• **REQUIRED WORK**:
Repeat all of the data precisely.

• **Dataset items**:
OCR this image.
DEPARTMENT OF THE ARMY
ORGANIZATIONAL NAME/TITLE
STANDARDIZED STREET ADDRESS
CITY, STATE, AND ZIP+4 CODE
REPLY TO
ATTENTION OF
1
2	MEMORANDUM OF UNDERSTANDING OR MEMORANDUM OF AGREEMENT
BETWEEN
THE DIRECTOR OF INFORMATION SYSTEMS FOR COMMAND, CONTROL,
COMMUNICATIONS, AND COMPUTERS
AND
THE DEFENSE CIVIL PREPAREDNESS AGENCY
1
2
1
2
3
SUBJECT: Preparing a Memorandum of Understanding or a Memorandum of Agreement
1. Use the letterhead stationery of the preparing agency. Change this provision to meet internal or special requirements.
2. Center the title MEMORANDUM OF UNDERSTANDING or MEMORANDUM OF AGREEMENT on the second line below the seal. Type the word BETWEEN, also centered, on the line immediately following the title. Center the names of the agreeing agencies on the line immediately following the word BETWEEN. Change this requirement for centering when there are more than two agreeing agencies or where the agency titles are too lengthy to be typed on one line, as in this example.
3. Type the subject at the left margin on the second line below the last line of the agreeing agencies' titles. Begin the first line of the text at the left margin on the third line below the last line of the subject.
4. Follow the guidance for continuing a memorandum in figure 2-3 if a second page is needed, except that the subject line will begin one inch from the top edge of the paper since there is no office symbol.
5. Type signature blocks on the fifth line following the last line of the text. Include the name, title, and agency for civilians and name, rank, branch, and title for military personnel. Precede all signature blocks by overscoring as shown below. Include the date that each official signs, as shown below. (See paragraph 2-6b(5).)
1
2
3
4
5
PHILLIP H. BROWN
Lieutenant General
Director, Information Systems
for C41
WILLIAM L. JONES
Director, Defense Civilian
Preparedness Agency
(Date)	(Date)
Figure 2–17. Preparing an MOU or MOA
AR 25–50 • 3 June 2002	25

• **EXERCISE SOLUTION**:
OCR this image.
DEPARTMENT OF THE ARMY
ORGANIZATIONAL NAME/TITLE
STANDARDIZED STREET ADDRESS
CITY, STATE, AND ZIP+4 CODE
REPLY TO
ATTENTION OF
1
2	MEMORANDUM OF UNDERSTANDING OR MEMORANDUM OF AGREEMENT
BETWEEN
THE DIRECTOR OF INFORMATION SYSTEMS FOR COMMAND, CONTROL,
COMMUNICATIONS, AND COMPUTERS
AND
THE DEFENSE CIVIL PREPAREDNESS AGENCY
1
2
1
2
3
SUBJECT: Preparing a Memorandum of Understanding or a Memorandum of Agreement
1. Use the letterhead stationery of the preparing agency. Change this provision to meet internal or special requirements.
2. Center the title MEMORANDUM OF UNDERSTANDING or MEMORANDUM OF AGREEMENT on the second line below the seal. Type the word BETWEEN, also centered, on the line immediately following the title. Center the names of the agreeing agencies on the line immediately following the word BETWEEN. Change this requirement for centering when there are more than two agreeing agencies or where the agency titles are too lengthy to be typed on one line, as in this example.
3. Type the subject at the left margin on the second line below the last line of the agreeing agencies' titles. Begin the first line of the text at the left margin on the third line below the last line of the subject.
4. Follow the guidance for continuing a memorandum in figure 2-3 if a second page is needed, except that the subject line will begin one inch from the top edge of the paper since there is no office symbol.
5. Type signature blocks on the fifth line following the last line of the text. Include the name, title, and agency for civilians and name, rank, branch, and title for military personnel. Precede all signature blocks by overscoring as shown below. Include the date that each official signs, as shown below. (See paragraph 2-6b(5).)
1
2
3
4
5
PHILLIP H. BROWN
Lieutenant General
Director, Information Systems
for C41
WILLIAM L. JONES
Director, Defense Civilian
Preparedness Agency
(Date)	(Date)
Figure 2–17. Preparing an MOU or MOA
AR 25–50 • 3 June 2002	25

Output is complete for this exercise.